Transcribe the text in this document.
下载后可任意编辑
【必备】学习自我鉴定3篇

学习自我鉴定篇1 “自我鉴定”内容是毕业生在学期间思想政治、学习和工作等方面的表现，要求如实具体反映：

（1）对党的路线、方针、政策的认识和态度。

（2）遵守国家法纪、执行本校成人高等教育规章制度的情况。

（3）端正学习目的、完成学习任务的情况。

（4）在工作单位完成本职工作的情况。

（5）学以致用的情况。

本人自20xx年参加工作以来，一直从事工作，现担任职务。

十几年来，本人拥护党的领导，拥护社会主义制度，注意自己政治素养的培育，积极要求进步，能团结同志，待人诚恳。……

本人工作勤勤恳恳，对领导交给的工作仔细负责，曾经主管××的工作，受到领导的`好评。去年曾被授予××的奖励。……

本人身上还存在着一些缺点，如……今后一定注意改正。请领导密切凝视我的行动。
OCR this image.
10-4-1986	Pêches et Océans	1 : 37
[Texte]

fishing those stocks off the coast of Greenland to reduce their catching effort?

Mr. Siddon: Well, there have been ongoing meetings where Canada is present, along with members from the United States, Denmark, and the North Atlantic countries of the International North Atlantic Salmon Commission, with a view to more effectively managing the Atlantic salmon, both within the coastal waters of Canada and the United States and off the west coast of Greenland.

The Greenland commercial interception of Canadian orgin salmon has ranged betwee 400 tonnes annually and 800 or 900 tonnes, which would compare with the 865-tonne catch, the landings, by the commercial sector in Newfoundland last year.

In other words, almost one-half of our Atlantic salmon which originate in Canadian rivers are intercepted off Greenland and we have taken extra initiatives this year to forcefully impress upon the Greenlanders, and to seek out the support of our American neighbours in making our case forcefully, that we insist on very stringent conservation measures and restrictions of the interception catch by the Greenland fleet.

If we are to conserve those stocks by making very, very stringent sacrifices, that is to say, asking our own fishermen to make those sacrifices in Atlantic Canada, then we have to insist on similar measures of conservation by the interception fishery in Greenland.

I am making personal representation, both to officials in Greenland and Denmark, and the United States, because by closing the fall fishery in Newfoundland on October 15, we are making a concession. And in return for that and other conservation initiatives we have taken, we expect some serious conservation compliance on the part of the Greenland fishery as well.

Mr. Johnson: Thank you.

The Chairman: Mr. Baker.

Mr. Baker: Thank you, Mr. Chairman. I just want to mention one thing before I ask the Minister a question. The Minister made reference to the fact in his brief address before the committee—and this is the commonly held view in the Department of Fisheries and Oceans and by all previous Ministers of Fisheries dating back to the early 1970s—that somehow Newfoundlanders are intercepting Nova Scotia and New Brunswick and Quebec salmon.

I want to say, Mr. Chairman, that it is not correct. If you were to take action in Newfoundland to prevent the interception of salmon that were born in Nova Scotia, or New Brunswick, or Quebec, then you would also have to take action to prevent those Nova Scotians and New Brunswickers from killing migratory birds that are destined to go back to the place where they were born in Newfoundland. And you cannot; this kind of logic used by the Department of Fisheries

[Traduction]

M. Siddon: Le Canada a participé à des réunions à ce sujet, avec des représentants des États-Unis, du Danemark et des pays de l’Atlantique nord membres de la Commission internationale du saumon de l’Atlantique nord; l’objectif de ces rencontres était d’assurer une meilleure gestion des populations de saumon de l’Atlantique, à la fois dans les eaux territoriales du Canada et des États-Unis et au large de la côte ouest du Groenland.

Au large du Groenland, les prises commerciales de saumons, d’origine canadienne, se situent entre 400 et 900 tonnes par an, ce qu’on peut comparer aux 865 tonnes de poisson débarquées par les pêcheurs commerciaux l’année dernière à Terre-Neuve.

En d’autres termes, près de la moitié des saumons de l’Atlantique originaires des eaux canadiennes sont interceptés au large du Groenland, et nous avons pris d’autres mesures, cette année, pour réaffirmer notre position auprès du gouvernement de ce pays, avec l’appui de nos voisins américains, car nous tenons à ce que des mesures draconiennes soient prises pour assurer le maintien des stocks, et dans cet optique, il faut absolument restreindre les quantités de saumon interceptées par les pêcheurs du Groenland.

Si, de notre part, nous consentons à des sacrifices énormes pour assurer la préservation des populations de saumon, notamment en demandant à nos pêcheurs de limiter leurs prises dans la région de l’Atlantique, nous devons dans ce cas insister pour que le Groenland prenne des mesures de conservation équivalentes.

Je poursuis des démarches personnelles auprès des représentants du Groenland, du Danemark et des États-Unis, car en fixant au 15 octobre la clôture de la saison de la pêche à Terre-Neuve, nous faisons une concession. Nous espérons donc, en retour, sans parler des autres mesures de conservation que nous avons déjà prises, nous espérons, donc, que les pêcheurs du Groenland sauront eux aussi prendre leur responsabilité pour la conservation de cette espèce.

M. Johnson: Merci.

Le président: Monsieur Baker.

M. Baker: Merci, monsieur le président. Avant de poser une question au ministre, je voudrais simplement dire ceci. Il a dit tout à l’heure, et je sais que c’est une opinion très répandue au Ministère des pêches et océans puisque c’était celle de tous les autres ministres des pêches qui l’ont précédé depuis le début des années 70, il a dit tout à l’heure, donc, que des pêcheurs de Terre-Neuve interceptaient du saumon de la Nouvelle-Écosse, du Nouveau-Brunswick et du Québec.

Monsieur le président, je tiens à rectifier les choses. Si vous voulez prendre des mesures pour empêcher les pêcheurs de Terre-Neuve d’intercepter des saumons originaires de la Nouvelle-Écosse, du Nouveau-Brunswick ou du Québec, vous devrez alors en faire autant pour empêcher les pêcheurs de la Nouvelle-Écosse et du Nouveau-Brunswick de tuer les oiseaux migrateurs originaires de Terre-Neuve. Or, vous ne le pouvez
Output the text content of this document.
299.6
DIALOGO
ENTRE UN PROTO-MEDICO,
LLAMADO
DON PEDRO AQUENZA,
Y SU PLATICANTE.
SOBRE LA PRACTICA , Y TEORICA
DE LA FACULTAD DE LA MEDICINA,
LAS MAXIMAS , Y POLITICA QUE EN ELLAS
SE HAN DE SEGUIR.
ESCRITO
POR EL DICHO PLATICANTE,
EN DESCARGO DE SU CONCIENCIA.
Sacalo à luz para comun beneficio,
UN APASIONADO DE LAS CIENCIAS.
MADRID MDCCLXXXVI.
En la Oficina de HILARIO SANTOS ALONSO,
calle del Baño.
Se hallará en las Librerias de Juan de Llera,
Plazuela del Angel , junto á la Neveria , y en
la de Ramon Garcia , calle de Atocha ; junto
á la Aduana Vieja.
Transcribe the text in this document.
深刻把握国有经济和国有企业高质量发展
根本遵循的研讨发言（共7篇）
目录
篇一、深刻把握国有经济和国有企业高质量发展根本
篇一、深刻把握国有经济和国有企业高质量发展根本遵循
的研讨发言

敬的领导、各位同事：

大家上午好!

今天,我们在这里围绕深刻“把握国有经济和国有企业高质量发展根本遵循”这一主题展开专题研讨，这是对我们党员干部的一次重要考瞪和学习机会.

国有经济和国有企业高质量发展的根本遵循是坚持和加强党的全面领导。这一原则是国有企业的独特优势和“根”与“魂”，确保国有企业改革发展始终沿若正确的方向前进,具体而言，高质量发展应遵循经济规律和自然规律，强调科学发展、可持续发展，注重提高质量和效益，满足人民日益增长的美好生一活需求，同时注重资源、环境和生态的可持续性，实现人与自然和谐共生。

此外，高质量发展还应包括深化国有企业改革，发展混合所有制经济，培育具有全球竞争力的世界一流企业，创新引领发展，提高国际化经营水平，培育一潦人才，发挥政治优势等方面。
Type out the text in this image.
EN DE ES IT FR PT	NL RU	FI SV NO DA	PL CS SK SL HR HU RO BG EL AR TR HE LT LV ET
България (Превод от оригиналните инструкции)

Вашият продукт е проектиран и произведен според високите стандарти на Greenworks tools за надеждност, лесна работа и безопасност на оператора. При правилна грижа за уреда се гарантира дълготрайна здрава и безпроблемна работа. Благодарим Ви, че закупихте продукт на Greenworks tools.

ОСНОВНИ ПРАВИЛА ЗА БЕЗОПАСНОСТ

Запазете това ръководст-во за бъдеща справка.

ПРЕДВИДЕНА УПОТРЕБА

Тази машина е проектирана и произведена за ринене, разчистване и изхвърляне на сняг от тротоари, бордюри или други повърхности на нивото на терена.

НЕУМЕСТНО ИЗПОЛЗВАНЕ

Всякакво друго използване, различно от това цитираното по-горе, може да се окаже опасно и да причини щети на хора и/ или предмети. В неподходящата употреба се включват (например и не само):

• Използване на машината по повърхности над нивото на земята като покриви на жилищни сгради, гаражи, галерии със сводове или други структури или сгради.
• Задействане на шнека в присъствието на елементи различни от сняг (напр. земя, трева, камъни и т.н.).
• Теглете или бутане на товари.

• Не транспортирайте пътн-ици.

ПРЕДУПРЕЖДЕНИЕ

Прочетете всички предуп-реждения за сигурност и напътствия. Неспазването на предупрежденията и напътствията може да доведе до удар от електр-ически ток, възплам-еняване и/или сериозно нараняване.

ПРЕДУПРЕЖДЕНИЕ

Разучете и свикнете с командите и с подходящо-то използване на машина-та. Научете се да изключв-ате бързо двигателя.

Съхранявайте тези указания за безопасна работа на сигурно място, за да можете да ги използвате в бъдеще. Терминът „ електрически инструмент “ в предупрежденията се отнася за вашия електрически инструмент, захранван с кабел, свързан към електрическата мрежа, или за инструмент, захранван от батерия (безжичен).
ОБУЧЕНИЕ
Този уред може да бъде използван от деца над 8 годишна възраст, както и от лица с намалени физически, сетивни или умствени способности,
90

== == ==

*What the task asks*
Examine the entries and report how many of their lines contain the string "предупрежденията", giving no more than the number.

*Task result*
2